• _INSTRUCTION_
Print every entry exactly as written.

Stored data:

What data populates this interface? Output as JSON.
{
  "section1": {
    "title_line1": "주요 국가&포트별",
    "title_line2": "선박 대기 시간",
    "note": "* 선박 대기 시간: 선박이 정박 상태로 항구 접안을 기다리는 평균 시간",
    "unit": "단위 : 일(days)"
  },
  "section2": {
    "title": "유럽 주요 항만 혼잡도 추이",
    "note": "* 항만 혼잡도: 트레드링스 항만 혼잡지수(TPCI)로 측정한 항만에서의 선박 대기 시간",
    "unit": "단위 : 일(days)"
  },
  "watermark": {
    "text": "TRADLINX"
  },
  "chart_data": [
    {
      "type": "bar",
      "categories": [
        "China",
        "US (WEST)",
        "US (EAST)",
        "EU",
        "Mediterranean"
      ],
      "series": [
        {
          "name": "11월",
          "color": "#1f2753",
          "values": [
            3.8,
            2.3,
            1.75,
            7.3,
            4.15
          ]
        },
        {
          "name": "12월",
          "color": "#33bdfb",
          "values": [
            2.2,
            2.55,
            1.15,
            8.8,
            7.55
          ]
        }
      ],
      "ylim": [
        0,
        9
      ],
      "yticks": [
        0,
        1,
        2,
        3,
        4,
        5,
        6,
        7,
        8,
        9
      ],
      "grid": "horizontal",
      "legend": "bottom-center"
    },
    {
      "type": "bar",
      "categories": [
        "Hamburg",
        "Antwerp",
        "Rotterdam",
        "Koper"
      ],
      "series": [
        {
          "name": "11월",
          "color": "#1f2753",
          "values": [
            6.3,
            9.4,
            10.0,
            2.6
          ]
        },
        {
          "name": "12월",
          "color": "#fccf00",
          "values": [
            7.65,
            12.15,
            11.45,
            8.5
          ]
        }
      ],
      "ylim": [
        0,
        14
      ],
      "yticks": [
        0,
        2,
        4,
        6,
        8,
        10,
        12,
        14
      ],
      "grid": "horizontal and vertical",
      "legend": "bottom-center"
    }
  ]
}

• _EXERCISE RESULT_
What data populates this interface? Output as JSON.
{
  "section1": {
    "title_line1": "주요 국가&포트별",
    "title_line2": "선박 대기 시간",
    "note": "* 선박 대기 시간: 선박이 정박 상태로 항구 접안을 기다리는 평균 시간",
    "unit": "단위 : 일(days)"
  },
  "section2": {
    "title": "유럽 주요 항만 혼잡도 추이",
    "note": "* 항만 혼잡도: 트레드링스 항만 혼잡지수(TPCI)로 측정한 항만에서의 선박 대기 시간",
    "unit": "단위 : 일(days)"
  },
  "watermark": {
    "text": "TRADLINX"
  },
  "chart_data": [
    {
      "type": "bar",
      "categories": [
        "China",
        "US (WEST)",
        "US (EAST)",
        "EU",
        "Mediterranean"
      ],
      "series": [
        {
          "name": "11월",
          "color": "#1f2753",
          "values": [
            3.8,
            2.3,
            1.75,
            7.3,
            4.15
          ]
        },
        {
          "name": "12월",
          "color": "#33bdfb",
          "values": [
            2.2,
            2.55,
            1.15,
            8.8,
            7.55
          ]
        }
      ],
      "ylim": [
        0,
        9
      ],
      "yticks": [
        0,
        1,
        2,
        3,
        4,
        5,
        6,
        7,
        8,
        9
      ],
      "grid": "horizontal",
      "legend": "bottom-center"
    },
    {
      "type": "bar",
      "categories": [
        "Hamburg",
        "Antwerp",
        "Rotterdam",
        "Koper"
      ],
      "series": [
        {
          "name": "11월",
          "color": "#1f2753",
          "values": [
            6.3,
            9.4,
            10.0,
            2.6
          ]
        },
        {
          "name": "12월",
          "color": "#fccf00",
          "values": [
            7.65,
            12.15,
            11.45,
            8.5
          ]
        }
      ],
      "ylim": [
        0,
        14
      ],
      "yticks": [
        0,
        2,
        4,
        6,
        8,
        10,
        12,
        14
      ],
      "grid": "horizontal and vertical",
      "legend": "bottom-center"
    }
  ]
}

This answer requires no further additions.